GOAL OF THE EXERCISE:
Determine how many lines of the entries contain "color". Reply with that number alone.

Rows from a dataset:
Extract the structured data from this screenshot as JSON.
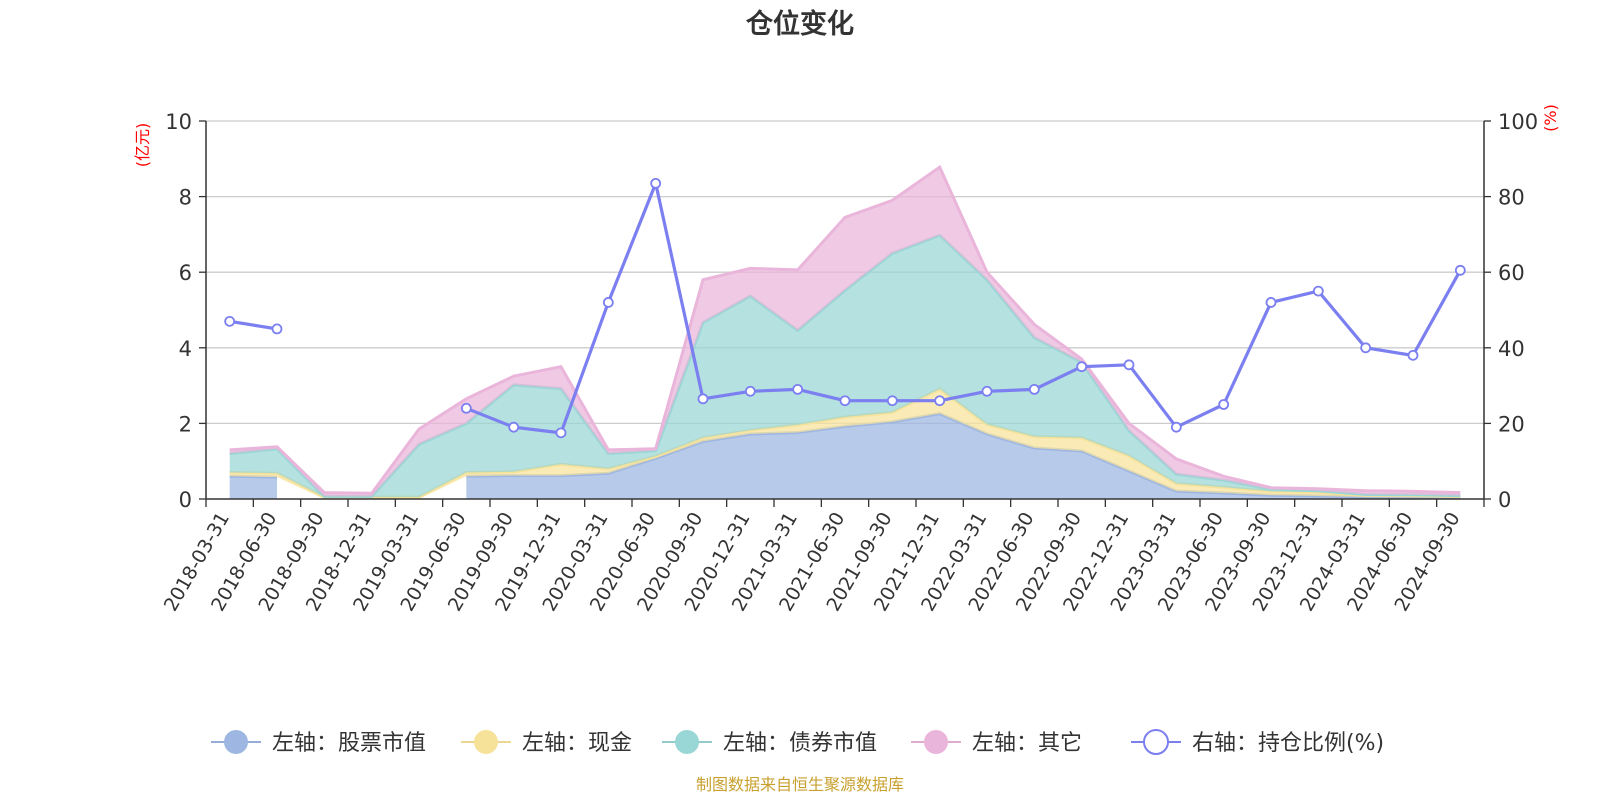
{
  "chart_data": {
    "type": "area",
    "title": "仓位变化",
    "left_axis_unit": "(亿元)",
    "right_axis_unit": "(%)",
    "ylim_left": [
      0,
      10
    ],
    "ylim_right": [
      0,
      100
    ],
    "yticks_left": [
      "0",
      "2",
      "4",
      "6",
      "8",
      "10"
    ],
    "yticks_right": [
      "0",
      "20",
      "40",
      "60",
      "80",
      "100"
    ],
    "grid": true,
    "legend_position": "bottom",
    "source_note": "制图数据来自恒生聚源数据库",
    "x": [
      "2018-03-31",
      "2018-06-30",
      "2018-09-30",
      "2018-12-31",
      "2019-03-31",
      "2019-06-30",
      "2019-09-30",
      "2019-12-31",
      "2020-03-31",
      "2020-06-30",
      "2020-09-30",
      "2020-12-31",
      "2021-03-31",
      "2021-06-30",
      "2021-09-30",
      "2021-12-31",
      "2022-03-31",
      "2022-06-30",
      "2022-09-30",
      "2022-12-31",
      "2023-03-31",
      "2023-06-30",
      "2023-09-30",
      "2023-12-31",
      "2024-03-31",
      "2024-06-30",
      "2024-09-30"
    ],
    "series": [
      {
        "name": "左轴：股票市值",
        "axis": "left",
        "kind": "stack",
        "color": "#9db6e2",
        "values": [
          0.6,
          0.58,
          null,
          null,
          null,
          0.6,
          0.62,
          0.62,
          0.68,
          1.08,
          1.52,
          1.72,
          1.76,
          1.92,
          2.04,
          2.26,
          1.72,
          1.35,
          1.27,
          0.74,
          0.21,
          0.16,
          0.1,
          0.08,
          0.05,
          0.04,
          0.03
        ]
      },
      {
        "name": "左轴：现金",
        "axis": "left",
        "kind": "stack",
        "color": "#f7e29a",
        "values": [
          0.1,
          0.1,
          0.05,
          0.05,
          0.05,
          0.1,
          0.1,
          0.3,
          0.12,
          0.05,
          0.1,
          0.1,
          0.2,
          0.25,
          0.25,
          0.65,
          0.25,
          0.3,
          0.35,
          0.4,
          0.2,
          0.15,
          0.1,
          0.1,
          0.05,
          0.05,
          0.04
        ]
      },
      {
        "name": "左轴：债券市值",
        "axis": "left",
        "kind": "stack",
        "color": "#99d6d6",
        "values": [
          0.5,
          0.65,
          0.02,
          0.02,
          1.4,
          1.3,
          2.3,
          2.0,
          0.4,
          0.15,
          3.05,
          3.55,
          2.5,
          3.35,
          4.21,
          4.07,
          3.83,
          2.62,
          2.0,
          0.67,
          0.25,
          0.19,
          0.06,
          0.04,
          0.02,
          0.02,
          0.02
        ]
      },
      {
        "name": "左轴：其它",
        "axis": "left",
        "kind": "stack",
        "color": "#eab5da",
        "values": [
          0.1,
          0.05,
          0.1,
          0.08,
          0.4,
          0.65,
          0.23,
          0.58,
          0.1,
          0.05,
          1.13,
          0.73,
          1.6,
          1.93,
          1.4,
          1.8,
          0.2,
          0.35,
          0.08,
          0.19,
          0.4,
          0.1,
          0.04,
          0.05,
          0.1,
          0.09,
          0.08
        ]
      },
      {
        "name": "右轴：持仓比例(%)",
        "axis": "right",
        "kind": "line",
        "color": "#7b7ff0",
        "values": [
          47,
          45,
          null,
          null,
          null,
          24,
          19,
          17.5,
          52,
          83.5,
          26.5,
          28.5,
          29,
          26,
          26,
          26,
          28.5,
          29,
          35,
          35.5,
          19,
          25,
          52,
          55,
          40,
          38,
          60.5
        ]
      }
    ]
  }
}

WRITTEN SOLUTION:
5